WORKING DATA
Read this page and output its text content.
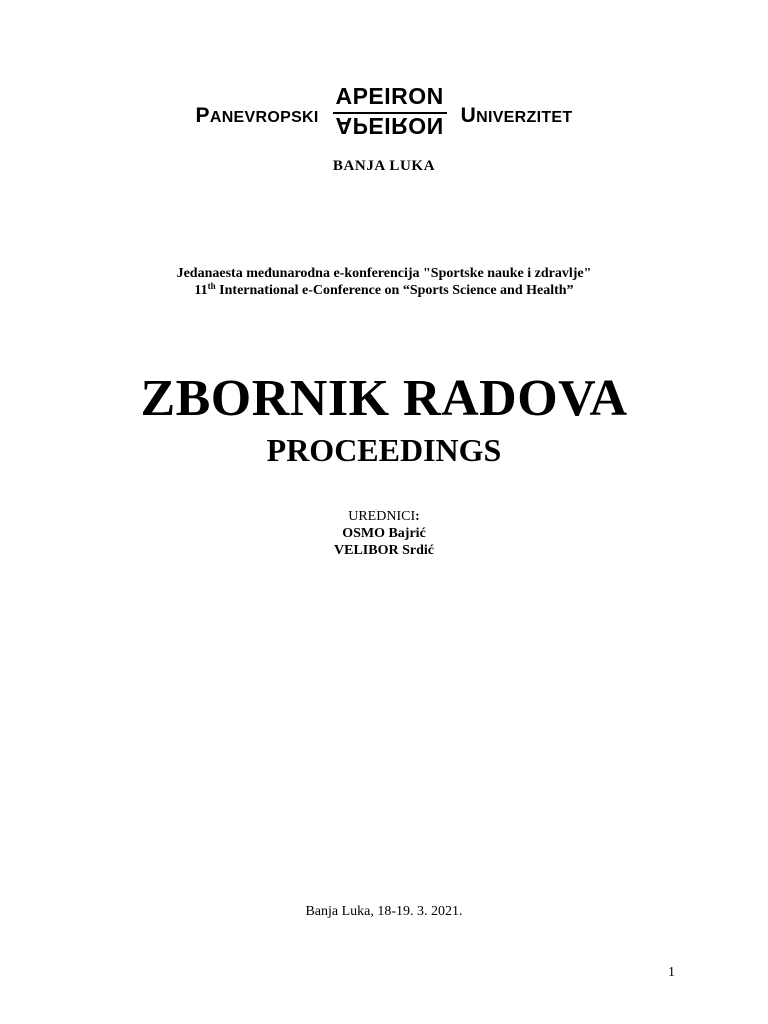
P ANEVROPSKI
APEIRON
APEIRON U NIVERZITET
BANJA LUKA
Jedanaesta međunarodna e-konferencija "Sportske nauke i zdravlje"
11th International e-Conference on “Sports Science and Health”
ZBORNIK RADOVA
PROCEEDINGS
UREDNICI:
OSMO Bajrić
VELIBOR Srdić
Banja Luka, 18-19. 3. 2021.
1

TO BE DONE
Without the pictures, return the entries exactly as they appear.

COMPLETE ANSWER
Read this page and output its text content.
P ANEVROPSKI
APEIRON
APEIRON U NIVERZITET
BANJA LUKA
Jedanaesta međunarodna e-konferencija "Sportske nauke i zdravlje"
11th International e-Conference on “Sports Science and Health”
ZBORNIK RADOVA
PROCEEDINGS
UREDNICI:
OSMO Bajrić
VELIBOR Srdić
Banja Luka, 18-19. 3. 2021.
1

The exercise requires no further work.